_Direction_
Rewrite the records from their first line through the line containing "node resistor drain", substituting "junction point" for every "junction dot" and leaving everything else as it is.

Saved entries
════

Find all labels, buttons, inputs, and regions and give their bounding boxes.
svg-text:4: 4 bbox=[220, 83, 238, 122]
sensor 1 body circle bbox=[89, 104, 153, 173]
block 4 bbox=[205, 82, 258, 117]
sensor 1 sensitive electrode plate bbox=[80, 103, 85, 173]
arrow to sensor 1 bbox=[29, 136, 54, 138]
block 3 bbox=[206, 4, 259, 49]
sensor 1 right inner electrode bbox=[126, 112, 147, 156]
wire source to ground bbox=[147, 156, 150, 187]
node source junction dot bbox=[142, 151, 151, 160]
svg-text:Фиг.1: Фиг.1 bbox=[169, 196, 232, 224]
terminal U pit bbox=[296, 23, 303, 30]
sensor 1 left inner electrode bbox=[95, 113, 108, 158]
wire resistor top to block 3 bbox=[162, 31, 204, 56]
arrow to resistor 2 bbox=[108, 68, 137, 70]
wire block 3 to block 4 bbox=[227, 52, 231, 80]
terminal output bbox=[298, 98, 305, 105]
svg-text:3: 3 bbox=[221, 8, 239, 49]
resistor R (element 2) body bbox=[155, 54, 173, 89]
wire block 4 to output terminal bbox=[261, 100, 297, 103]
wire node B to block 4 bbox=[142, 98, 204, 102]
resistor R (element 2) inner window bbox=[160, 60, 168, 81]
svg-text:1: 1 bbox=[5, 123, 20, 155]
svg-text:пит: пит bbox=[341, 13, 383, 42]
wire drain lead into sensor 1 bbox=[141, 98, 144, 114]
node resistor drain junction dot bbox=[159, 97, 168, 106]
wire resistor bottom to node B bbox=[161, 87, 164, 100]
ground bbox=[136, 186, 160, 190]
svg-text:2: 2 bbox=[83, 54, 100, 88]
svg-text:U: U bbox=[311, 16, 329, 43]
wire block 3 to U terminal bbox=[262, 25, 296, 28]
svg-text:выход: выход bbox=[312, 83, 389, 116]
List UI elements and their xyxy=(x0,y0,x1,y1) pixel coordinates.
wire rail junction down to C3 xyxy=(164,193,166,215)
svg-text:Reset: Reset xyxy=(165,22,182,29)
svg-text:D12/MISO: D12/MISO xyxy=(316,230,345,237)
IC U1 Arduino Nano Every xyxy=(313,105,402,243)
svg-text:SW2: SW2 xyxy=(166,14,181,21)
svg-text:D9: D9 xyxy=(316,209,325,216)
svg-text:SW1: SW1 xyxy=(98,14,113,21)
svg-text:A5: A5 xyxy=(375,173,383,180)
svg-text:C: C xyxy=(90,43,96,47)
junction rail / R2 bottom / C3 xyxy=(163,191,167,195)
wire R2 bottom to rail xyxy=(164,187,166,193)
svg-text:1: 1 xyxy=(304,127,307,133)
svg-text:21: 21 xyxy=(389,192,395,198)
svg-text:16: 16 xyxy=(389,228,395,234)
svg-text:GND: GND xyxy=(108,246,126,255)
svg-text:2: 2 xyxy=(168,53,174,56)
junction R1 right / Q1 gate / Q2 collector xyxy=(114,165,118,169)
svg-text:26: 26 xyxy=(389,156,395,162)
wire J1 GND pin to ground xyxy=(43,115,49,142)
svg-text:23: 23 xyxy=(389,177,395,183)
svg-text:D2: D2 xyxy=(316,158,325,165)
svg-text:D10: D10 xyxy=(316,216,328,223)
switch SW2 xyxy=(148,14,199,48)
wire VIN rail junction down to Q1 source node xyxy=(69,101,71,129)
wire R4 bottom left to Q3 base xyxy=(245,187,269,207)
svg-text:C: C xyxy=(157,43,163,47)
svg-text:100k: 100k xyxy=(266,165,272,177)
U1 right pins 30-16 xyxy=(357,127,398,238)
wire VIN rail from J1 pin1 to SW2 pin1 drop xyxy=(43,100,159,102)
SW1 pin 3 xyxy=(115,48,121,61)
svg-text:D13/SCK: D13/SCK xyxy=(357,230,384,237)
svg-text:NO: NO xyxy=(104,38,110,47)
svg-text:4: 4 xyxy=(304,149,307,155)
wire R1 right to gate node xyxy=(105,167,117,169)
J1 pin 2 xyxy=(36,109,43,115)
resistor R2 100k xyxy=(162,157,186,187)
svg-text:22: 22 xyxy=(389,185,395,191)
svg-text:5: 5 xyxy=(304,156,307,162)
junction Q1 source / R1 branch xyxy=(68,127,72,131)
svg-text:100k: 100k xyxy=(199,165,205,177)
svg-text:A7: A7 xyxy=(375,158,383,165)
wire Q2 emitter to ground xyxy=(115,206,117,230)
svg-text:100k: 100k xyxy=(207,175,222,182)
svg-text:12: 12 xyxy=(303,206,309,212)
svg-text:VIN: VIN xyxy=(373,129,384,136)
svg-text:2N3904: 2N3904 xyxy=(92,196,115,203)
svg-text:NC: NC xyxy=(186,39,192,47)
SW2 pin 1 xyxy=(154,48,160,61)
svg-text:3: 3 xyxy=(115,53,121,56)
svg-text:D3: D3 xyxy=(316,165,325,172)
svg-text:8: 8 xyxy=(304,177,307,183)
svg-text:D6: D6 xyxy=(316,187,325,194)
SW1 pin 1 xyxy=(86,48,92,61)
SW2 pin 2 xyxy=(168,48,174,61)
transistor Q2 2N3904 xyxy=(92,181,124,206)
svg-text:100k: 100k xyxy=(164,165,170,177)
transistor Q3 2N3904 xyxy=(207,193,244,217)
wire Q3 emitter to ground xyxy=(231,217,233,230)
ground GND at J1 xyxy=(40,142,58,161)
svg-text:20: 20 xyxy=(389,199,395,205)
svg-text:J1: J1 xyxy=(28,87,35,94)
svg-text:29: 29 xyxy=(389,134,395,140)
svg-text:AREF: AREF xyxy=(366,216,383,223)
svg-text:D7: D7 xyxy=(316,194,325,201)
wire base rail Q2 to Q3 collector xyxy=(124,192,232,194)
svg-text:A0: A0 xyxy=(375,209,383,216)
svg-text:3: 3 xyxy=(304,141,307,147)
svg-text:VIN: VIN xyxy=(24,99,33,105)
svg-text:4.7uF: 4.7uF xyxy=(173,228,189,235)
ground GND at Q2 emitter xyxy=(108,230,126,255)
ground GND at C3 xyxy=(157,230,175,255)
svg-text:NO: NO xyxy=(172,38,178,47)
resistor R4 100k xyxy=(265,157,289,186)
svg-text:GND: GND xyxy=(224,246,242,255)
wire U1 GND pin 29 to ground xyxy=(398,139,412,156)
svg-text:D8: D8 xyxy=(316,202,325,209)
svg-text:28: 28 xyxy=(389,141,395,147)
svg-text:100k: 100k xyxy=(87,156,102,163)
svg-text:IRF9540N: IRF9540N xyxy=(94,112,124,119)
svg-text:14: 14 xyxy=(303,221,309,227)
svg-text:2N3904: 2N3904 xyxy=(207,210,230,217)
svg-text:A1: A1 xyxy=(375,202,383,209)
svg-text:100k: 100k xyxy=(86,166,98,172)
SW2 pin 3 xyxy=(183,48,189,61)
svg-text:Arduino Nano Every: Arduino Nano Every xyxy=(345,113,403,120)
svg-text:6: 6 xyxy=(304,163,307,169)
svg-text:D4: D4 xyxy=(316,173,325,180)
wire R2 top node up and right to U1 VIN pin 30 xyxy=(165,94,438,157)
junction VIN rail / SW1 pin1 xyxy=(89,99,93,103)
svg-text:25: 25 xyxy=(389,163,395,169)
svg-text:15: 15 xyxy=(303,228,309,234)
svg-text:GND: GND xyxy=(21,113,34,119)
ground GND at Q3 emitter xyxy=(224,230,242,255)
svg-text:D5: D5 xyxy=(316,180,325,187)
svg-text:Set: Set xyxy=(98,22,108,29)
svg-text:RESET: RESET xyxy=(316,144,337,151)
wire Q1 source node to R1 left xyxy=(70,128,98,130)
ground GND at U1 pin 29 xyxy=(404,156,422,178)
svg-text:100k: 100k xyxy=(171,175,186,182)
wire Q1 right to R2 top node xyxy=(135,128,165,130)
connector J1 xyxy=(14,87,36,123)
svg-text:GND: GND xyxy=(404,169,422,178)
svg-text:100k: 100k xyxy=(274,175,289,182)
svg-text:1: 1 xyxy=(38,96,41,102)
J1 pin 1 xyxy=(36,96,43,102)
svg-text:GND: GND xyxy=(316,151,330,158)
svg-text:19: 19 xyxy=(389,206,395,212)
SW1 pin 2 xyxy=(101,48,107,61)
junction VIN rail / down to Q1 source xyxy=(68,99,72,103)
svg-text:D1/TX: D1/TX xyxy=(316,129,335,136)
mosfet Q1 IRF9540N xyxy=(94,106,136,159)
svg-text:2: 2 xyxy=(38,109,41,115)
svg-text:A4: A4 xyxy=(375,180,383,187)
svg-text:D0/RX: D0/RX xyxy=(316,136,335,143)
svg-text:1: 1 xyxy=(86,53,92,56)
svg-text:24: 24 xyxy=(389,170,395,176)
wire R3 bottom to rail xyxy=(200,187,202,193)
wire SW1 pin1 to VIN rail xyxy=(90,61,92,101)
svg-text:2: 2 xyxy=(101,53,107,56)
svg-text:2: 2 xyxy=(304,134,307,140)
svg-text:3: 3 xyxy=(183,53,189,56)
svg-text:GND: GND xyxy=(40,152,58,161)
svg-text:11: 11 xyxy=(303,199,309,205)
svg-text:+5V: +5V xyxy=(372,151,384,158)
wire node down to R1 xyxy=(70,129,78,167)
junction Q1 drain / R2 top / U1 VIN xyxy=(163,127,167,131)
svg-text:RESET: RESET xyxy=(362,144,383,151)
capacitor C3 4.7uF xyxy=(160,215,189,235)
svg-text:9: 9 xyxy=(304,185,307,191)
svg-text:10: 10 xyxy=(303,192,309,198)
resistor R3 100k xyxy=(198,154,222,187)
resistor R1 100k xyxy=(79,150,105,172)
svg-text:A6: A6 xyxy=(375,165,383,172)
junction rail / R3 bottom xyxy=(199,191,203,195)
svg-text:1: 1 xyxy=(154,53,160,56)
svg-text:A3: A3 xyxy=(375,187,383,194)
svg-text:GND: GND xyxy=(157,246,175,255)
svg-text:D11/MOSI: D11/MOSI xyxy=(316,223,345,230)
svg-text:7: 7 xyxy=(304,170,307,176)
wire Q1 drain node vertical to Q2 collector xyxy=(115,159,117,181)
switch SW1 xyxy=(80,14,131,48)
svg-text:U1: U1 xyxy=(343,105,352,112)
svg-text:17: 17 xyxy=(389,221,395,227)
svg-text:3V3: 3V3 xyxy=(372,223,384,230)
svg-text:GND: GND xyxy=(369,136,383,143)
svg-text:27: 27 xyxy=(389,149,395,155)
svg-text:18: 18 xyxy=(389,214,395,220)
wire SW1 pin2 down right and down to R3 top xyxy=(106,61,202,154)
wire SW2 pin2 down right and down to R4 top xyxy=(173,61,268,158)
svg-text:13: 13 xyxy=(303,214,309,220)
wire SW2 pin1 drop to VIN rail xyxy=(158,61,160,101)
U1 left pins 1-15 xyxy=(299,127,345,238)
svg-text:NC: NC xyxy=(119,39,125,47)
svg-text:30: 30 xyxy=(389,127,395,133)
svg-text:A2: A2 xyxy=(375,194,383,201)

════

_Exercise output_
Find all labels, buttons, inputs, and regions and give their bounding boxes.
svg-text:4: 4 bbox=[220, 83, 238, 122]
sensor 1 body circle bbox=[89, 104, 153, 173]
block 4 bbox=[205, 82, 258, 117]
sensor 1 sensitive electrode plate bbox=[80, 103, 85, 173]
arrow to sensor 1 bbox=[29, 136, 54, 138]
block 3 bbox=[206, 4, 259, 49]
sensor 1 right inner electrode bbox=[126, 112, 147, 156]
wire source to ground bbox=[147, 156, 150, 187]
node source junction point bbox=[142, 151, 151, 160]
svg-text:Фиг.1: Фиг.1 bbox=[169, 196, 232, 224]
terminal U pit bbox=[296, 23, 303, 30]
sensor 1 left inner electrode bbox=[95, 113, 108, 158]
wire resistor top to block 3 bbox=[162, 31, 204, 56]
arrow to resistor 2 bbox=[108, 68, 137, 70]
wire block 3 to block 4 bbox=[227, 52, 231, 80]
terminal output bbox=[298, 98, 305, 105]
svg-text:3: 3 bbox=[221, 8, 239, 49]
resistor R (element 2) body bbox=[155, 54, 173, 89]
wire block 4 to output terminal bbox=[261, 100, 297, 103]
wire node B to block 4 bbox=[142, 98, 204, 102]
resistor R (element 2) inner window bbox=[160, 60, 168, 81]
svg-text:1: 1 bbox=[5, 123, 20, 155]
svg-text:пит: пит bbox=[341, 13, 383, 42]
wire drain lead into sensor 1 bbox=[141, 98, 144, 114]
node resistor drain junction point bbox=[159, 97, 168, 106]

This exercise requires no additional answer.